→ **Page text**

※ ※ ※

You are viewing a plain text version of this content. The canonical link for it is here.
Posted to commits@mesos.apache.org by bm...@apache.org on 2015/12/10 03:49:16 UTC

[1/2] mesos git commit: Fixed a message dropping bug in the health checker.

Repository: mesos
Updated Branches:
  refs/heads/master 2e7df0868 -> 90771c45b


Fixed a message dropping bug in the health checker.

Much like in the command executor, we need to sleep after we send
the final message in the health checker. Otherwise, we may exit
before libprocess is able to finish sending the message over the
local network.

This led to the following issues:
https://issues.apache.org/jira/browse/MESOS-1613
https://issues.apache.org/jira/browse/MESOS-4106

Review: https://reviews.apache.org/r/41178


Project: http://git-wip-us.apache.org/repos/asf/mesos/repo
Commit: http://git-wip-us.apache.org/repos/asf/mesos/commit/7aa7957f
Tree: http://git-wip-us.apache.org/repos/asf/mesos/tree/7aa7957f
Diff: http://git-wip-us.apache.org/repos/asf/mesos/diff/7aa7957f

Branch: refs/heads/master
Commit: 7aa7957fb9a5bce5a9d8ae5a2560d1bde97d1274
Parents: 2e7df08
Author: Benjamin Mahler <be...@gmail.com>
Authored: Wed Dec 9 17:43:27 2015 -0800
Committer: Benjamin Mahler <be...@gmail.com>
Committed: Wed Dec 9 18:47:49 2015 -0800

----------------------------------------------------------------------
 src/health-check/main.cpp        | 5 +++++
 src/tests/health_check_tests.cpp | 3 +--
 2 files changed, 6 insertions(+), 2 deletions(-)

※ ※ ※

→ **Dataset**
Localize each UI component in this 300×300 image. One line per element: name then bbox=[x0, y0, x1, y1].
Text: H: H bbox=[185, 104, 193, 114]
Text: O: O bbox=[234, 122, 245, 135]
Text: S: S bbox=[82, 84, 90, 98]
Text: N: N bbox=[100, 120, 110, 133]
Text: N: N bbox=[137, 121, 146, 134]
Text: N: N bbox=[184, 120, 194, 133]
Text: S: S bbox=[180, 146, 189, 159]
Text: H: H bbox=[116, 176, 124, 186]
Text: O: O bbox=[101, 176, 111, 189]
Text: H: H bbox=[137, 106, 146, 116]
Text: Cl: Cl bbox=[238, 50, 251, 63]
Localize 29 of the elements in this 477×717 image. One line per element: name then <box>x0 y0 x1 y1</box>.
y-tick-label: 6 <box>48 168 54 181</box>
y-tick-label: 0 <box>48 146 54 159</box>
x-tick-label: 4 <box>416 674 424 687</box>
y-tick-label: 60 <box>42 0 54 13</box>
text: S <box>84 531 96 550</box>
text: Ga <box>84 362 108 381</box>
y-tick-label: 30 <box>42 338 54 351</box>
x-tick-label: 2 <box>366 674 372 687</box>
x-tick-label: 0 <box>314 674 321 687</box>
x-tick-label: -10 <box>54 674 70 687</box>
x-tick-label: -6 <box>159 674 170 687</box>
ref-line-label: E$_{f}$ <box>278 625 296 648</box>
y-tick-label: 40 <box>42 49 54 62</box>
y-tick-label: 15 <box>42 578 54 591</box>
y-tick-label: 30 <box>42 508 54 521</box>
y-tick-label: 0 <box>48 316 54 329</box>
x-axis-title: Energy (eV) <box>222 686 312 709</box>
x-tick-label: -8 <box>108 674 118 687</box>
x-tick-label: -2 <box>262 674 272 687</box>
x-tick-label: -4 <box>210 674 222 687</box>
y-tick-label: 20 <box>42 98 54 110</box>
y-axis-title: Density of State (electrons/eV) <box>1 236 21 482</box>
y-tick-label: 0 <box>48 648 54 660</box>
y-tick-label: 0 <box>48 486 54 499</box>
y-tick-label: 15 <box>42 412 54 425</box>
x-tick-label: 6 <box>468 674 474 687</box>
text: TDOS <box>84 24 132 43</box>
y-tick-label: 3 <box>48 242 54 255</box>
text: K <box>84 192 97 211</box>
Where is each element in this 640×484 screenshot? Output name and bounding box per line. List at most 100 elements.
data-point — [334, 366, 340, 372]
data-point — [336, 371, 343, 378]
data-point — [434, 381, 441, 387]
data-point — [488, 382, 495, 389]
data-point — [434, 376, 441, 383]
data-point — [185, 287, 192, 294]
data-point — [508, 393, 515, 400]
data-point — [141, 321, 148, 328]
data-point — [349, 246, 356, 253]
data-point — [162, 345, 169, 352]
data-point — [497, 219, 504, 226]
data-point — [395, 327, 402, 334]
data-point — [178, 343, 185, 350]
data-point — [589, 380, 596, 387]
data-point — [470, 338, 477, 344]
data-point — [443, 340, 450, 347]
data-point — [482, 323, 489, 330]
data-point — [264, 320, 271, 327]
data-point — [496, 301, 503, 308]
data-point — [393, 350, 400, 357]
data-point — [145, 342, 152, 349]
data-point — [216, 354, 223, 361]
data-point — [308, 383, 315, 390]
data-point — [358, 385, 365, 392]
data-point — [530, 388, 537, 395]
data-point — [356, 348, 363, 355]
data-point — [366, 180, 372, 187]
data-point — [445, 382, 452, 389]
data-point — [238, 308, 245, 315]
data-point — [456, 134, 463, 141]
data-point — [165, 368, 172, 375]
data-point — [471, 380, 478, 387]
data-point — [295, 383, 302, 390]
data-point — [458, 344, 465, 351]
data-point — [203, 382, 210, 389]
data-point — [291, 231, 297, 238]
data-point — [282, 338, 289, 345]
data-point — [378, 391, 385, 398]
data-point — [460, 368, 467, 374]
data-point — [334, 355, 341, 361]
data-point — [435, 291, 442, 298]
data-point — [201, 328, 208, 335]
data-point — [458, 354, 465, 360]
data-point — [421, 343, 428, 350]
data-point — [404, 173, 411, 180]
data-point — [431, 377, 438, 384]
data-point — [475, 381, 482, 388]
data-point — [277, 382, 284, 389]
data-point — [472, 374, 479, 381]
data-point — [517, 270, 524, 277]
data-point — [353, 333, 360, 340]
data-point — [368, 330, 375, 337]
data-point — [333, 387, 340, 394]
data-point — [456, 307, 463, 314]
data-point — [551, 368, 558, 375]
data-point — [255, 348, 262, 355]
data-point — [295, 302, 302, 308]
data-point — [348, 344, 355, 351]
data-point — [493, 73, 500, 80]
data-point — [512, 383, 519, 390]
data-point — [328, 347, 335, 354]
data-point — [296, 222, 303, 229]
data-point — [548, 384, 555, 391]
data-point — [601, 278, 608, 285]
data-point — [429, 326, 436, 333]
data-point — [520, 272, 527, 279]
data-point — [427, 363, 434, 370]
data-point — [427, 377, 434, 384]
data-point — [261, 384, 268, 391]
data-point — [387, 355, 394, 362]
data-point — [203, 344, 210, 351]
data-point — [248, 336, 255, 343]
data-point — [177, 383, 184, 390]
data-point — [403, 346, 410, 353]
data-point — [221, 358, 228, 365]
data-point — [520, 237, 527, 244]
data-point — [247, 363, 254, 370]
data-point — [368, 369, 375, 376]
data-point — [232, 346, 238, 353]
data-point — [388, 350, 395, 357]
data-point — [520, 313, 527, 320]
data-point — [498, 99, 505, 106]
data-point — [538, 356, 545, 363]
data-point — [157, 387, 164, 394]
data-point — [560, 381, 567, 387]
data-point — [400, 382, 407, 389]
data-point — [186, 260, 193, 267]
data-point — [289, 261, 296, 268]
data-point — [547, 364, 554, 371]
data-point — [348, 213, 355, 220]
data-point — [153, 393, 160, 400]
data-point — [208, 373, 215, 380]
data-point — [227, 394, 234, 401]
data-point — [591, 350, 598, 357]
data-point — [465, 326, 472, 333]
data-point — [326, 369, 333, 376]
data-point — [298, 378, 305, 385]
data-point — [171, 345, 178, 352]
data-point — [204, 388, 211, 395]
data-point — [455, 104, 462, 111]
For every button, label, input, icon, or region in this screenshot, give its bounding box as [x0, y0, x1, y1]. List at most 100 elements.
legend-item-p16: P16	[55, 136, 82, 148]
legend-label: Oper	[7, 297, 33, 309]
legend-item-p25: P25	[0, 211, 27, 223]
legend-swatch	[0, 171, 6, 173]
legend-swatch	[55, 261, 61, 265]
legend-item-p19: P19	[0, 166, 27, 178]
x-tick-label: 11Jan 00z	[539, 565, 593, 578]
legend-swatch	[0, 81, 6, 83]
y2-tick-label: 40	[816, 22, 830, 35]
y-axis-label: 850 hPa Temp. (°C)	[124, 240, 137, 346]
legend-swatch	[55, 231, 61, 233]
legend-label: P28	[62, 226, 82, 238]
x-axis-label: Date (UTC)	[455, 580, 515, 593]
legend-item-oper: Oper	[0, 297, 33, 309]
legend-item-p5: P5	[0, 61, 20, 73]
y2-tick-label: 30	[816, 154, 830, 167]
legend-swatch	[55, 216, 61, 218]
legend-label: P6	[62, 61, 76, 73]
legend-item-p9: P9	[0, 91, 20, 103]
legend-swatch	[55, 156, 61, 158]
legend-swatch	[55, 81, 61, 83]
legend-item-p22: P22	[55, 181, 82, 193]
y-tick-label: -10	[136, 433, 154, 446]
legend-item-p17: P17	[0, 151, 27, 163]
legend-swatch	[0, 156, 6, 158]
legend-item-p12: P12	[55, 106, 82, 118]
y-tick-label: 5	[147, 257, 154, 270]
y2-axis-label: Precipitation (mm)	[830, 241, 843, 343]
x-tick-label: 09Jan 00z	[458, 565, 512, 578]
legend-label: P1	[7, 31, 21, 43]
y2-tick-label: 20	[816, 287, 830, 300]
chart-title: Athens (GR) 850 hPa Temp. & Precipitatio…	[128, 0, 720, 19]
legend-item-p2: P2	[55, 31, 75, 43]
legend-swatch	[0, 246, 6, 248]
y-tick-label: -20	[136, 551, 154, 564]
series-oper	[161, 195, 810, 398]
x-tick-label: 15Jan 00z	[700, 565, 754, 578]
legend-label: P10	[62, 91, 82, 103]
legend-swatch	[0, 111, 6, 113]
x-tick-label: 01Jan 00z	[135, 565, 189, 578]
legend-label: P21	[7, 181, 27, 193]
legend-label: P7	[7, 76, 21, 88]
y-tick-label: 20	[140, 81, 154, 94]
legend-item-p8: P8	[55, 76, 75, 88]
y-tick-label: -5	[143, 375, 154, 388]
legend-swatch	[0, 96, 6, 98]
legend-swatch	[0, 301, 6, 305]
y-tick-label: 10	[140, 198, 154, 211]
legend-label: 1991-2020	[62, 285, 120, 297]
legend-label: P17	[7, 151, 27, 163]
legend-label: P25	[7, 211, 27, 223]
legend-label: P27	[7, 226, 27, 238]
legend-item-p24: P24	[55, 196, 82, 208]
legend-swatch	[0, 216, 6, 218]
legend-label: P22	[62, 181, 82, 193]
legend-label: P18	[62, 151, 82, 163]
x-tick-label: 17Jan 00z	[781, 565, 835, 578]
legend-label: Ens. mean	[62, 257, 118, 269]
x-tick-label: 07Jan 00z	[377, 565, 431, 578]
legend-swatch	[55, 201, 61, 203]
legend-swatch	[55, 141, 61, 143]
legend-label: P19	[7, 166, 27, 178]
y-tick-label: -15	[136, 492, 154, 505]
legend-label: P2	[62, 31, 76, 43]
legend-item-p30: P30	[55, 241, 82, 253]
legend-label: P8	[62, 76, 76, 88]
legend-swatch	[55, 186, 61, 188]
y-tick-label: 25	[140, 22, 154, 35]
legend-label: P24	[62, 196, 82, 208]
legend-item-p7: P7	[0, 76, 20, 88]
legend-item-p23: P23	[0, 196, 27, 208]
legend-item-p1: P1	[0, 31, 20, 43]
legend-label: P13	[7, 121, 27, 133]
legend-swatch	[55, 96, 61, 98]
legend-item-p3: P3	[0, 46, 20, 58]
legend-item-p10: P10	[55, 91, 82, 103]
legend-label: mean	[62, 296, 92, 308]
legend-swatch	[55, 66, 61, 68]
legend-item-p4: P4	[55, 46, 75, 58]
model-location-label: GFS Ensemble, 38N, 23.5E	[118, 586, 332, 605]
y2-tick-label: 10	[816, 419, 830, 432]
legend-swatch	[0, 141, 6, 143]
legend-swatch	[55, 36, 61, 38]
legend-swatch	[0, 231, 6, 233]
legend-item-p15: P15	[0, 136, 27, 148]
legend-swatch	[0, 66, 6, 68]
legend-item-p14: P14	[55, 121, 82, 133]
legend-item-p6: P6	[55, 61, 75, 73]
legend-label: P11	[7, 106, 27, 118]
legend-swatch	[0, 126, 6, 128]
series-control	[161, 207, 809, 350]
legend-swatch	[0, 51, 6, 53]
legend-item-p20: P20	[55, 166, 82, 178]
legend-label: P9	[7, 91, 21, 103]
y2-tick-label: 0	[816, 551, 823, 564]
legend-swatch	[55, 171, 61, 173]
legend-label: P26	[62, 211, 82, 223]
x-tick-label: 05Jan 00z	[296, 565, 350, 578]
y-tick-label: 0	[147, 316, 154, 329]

※ ※ ※

→ **Task list**
1. Can you rewrite the paragraph of the commit email that begins "Much like in the command executor" more briefly, keeping its main facts?
2. Could you reproduce the part of the commit email word for word, starting with "[1/2] mesos git" and going on through "local network."?
The items come from a separate source.

→ **Results by task**
1. As with the command executor, the health checker has to sleep after sending its final message. Otherwise it may exit before libprocess finishes sending that message over the local network.

2.
[1/2] mesos git commit: Fixed a message dropping bug in the health checker.

Repository: mesos
Updated Branches:
  refs/heads/master 2e7df0868 -> 90771c45b


Fixed a message dropping bug in the health checker.

Much like in the command executor, we need to sleep after we send
the final message in the health checker. Otherwise, we may exit
before libprocess is able to finish sending the message over the
local network.